[WHAT THE TASK ASKS]: Look through the lines below and extract each one that contains "structured".
— Start of DATA FOR PROCESSING —
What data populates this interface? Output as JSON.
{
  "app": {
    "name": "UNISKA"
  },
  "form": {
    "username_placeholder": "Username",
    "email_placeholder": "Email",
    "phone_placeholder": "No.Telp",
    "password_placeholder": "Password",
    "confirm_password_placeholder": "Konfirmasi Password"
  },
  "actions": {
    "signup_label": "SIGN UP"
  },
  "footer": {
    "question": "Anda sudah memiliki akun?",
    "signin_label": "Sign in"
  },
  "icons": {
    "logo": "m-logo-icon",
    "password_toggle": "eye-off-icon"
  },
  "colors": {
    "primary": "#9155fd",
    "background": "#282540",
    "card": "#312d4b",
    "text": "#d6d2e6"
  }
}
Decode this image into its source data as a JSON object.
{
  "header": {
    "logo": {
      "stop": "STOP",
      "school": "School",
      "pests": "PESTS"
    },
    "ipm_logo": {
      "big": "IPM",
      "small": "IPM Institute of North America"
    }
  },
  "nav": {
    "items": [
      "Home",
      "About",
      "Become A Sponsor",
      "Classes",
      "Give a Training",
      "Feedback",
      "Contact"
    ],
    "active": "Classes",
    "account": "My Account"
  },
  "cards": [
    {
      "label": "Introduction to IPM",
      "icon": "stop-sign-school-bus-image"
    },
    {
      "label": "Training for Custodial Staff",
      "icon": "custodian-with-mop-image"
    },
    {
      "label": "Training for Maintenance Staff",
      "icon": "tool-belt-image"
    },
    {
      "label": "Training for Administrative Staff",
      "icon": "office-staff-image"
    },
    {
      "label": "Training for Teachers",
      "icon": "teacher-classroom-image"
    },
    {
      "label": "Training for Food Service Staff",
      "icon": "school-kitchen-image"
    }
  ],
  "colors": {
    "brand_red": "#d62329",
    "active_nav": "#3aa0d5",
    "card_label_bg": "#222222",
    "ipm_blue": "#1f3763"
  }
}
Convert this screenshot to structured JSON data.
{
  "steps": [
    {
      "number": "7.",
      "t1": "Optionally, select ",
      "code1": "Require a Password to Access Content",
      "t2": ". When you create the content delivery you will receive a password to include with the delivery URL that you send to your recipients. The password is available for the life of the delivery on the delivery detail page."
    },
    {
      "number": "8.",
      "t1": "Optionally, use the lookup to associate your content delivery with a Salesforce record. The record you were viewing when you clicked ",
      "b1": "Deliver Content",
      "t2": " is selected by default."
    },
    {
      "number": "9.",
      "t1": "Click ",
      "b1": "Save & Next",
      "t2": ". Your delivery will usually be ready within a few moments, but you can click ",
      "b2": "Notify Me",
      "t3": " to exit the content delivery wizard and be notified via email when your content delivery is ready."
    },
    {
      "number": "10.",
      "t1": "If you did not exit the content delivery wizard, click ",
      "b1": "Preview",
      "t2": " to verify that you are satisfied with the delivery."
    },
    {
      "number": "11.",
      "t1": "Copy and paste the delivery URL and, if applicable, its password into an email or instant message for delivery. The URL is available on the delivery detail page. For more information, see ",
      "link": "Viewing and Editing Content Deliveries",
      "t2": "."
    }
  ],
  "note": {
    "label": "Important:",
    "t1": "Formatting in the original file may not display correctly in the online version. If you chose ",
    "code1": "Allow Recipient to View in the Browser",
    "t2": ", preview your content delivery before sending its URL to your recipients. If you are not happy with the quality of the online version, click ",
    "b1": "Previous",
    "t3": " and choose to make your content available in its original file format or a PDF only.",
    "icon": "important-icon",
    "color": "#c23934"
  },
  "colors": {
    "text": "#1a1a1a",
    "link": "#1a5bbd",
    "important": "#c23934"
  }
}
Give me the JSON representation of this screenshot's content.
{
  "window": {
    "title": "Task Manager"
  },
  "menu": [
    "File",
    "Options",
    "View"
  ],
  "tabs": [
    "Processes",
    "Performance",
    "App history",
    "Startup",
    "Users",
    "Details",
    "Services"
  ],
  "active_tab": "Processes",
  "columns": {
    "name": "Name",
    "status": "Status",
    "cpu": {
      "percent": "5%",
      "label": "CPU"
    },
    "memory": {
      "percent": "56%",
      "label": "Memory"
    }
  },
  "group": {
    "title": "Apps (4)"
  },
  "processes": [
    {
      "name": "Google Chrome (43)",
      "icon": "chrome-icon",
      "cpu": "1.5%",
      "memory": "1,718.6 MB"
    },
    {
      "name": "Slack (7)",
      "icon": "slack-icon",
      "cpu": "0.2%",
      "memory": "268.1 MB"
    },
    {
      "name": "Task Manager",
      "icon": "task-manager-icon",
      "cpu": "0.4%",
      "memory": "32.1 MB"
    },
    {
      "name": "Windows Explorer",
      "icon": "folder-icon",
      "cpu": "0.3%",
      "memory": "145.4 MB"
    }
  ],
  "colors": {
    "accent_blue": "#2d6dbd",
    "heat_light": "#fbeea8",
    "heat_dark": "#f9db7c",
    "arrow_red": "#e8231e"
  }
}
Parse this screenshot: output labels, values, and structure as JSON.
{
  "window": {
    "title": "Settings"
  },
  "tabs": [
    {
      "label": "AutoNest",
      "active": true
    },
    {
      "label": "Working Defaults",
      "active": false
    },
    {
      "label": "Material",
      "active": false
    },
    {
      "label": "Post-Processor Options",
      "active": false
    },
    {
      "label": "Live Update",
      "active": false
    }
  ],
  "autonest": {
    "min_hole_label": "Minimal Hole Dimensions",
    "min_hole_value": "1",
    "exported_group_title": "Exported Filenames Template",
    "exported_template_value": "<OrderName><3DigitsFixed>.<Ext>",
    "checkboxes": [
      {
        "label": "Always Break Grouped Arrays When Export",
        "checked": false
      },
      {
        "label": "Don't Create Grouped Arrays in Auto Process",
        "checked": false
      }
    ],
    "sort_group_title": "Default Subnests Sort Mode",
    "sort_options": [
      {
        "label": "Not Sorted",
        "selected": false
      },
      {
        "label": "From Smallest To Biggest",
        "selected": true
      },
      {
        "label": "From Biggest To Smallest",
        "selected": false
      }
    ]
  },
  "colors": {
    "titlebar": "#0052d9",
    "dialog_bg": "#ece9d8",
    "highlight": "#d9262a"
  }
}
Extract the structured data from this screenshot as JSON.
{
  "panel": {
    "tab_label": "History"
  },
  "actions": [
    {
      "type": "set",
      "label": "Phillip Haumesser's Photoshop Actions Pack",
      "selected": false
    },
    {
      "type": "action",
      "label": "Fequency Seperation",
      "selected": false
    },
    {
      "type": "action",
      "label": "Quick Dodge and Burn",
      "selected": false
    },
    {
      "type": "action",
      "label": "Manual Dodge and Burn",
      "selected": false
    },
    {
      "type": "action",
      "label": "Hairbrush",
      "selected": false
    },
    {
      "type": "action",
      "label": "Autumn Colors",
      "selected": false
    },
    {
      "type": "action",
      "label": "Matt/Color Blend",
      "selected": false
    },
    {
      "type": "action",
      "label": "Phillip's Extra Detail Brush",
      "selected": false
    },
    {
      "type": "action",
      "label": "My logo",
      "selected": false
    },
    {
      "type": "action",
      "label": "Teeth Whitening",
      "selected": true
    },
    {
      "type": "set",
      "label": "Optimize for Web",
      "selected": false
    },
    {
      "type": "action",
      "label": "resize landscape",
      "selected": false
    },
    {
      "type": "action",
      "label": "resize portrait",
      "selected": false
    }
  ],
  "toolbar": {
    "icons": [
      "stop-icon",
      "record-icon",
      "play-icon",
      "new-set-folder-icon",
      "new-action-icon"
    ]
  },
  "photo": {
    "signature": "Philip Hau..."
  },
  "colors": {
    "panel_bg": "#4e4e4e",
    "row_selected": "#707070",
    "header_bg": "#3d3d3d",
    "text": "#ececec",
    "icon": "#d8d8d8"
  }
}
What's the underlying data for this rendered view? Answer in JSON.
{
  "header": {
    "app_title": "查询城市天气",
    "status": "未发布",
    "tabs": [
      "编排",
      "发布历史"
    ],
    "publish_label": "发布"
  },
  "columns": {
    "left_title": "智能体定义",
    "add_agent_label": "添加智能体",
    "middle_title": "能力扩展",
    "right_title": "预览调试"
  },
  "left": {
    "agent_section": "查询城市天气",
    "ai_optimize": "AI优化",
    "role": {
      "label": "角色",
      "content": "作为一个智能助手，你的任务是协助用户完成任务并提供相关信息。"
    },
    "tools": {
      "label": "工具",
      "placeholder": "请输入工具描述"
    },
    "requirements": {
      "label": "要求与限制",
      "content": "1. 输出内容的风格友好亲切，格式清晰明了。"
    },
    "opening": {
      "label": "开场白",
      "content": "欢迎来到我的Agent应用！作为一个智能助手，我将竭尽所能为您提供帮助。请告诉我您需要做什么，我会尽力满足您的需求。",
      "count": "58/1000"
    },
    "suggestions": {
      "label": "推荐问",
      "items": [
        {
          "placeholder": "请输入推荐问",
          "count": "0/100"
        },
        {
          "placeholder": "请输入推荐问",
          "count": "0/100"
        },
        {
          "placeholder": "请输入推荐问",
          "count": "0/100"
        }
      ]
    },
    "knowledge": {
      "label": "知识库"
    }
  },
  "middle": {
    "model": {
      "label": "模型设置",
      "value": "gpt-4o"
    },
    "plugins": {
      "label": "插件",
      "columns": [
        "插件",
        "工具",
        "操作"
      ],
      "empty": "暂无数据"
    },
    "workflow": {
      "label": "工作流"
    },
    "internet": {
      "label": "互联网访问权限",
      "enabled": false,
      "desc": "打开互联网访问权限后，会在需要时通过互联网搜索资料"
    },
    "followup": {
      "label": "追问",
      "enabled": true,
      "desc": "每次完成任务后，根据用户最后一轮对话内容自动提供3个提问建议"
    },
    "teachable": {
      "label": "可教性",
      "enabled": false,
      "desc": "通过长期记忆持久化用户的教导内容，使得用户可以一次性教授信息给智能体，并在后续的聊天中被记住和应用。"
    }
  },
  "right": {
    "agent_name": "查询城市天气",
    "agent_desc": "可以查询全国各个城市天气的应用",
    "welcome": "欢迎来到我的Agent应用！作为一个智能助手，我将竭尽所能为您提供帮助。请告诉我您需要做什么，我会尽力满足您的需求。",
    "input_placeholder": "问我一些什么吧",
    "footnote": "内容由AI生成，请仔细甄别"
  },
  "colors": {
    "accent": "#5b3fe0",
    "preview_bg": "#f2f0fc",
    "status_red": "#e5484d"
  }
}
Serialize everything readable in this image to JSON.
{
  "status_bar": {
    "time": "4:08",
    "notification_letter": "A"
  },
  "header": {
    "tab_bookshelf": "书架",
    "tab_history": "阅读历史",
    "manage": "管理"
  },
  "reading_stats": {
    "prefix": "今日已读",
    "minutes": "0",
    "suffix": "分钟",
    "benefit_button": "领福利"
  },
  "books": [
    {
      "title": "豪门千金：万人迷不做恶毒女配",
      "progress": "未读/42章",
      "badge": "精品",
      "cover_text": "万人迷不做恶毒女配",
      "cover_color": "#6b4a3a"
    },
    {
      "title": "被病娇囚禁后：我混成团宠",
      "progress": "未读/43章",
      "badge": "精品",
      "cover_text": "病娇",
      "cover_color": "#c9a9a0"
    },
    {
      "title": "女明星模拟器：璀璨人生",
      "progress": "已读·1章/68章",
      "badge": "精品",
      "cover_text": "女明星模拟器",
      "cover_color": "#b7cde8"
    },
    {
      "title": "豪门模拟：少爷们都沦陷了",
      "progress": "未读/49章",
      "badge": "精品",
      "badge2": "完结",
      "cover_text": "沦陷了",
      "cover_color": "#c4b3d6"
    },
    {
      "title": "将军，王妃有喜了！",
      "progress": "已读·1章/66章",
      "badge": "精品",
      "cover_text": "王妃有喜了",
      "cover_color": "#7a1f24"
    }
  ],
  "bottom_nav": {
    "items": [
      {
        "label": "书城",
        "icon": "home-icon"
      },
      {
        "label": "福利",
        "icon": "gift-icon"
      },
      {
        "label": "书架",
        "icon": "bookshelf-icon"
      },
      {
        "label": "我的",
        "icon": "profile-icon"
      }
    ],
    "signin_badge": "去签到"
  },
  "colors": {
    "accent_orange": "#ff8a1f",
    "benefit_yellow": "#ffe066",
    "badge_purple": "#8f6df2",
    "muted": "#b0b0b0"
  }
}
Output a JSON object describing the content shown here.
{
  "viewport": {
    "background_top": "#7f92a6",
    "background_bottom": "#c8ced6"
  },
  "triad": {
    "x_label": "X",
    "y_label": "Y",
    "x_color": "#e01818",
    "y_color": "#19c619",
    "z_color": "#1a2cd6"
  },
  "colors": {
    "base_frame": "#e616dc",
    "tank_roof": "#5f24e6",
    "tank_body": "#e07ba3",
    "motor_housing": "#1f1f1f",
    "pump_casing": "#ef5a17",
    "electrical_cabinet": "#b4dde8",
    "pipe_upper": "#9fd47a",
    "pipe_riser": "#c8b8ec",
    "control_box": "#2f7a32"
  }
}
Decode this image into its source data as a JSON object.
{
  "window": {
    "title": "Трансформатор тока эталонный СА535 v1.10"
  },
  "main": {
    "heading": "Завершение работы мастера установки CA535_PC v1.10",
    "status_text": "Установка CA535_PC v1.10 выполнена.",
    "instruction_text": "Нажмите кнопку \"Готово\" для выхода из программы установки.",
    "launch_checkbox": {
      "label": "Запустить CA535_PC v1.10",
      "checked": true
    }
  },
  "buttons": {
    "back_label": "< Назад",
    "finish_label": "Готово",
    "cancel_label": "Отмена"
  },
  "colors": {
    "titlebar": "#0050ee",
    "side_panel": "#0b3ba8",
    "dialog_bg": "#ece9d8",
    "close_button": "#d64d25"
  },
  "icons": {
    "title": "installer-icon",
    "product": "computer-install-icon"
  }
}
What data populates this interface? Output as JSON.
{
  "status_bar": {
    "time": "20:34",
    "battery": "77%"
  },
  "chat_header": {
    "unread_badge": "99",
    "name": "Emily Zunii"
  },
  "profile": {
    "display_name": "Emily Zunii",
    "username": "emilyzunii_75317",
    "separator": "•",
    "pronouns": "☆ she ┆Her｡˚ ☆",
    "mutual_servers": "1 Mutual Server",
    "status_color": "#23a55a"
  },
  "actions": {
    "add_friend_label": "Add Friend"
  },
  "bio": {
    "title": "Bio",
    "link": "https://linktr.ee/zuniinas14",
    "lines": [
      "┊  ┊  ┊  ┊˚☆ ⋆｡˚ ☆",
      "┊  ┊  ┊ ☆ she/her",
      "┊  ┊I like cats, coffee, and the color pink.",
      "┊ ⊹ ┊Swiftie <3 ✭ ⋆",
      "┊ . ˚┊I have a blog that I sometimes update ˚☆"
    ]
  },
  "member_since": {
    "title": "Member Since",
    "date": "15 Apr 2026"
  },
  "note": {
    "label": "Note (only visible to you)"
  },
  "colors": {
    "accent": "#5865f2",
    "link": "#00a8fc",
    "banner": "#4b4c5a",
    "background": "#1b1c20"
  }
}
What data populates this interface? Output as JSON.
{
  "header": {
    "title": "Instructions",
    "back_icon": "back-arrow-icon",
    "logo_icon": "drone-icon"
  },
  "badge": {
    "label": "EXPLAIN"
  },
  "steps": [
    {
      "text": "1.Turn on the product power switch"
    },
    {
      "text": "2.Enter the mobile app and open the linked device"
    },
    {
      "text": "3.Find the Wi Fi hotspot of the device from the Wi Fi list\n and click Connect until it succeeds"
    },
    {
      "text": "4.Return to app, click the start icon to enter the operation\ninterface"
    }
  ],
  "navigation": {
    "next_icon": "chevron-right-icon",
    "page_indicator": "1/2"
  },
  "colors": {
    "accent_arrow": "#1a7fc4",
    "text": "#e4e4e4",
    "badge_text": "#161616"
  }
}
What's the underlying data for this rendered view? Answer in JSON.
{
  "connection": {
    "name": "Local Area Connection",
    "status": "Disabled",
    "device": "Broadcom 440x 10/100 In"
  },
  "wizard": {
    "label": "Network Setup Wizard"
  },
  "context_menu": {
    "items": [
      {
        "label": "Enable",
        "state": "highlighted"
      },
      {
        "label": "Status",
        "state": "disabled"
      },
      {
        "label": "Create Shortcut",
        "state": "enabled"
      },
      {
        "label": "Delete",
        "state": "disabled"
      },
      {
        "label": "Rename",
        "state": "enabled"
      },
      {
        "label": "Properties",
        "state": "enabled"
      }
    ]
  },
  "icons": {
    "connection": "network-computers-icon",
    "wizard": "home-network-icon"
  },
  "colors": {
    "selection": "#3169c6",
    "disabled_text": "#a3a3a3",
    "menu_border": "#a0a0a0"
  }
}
— End of DATA FOR PROCESSING —
[RIGHT ANSWER]:
Convert this screenshot to structured JSON data.
Extract the structured data from this screenshot as JSON.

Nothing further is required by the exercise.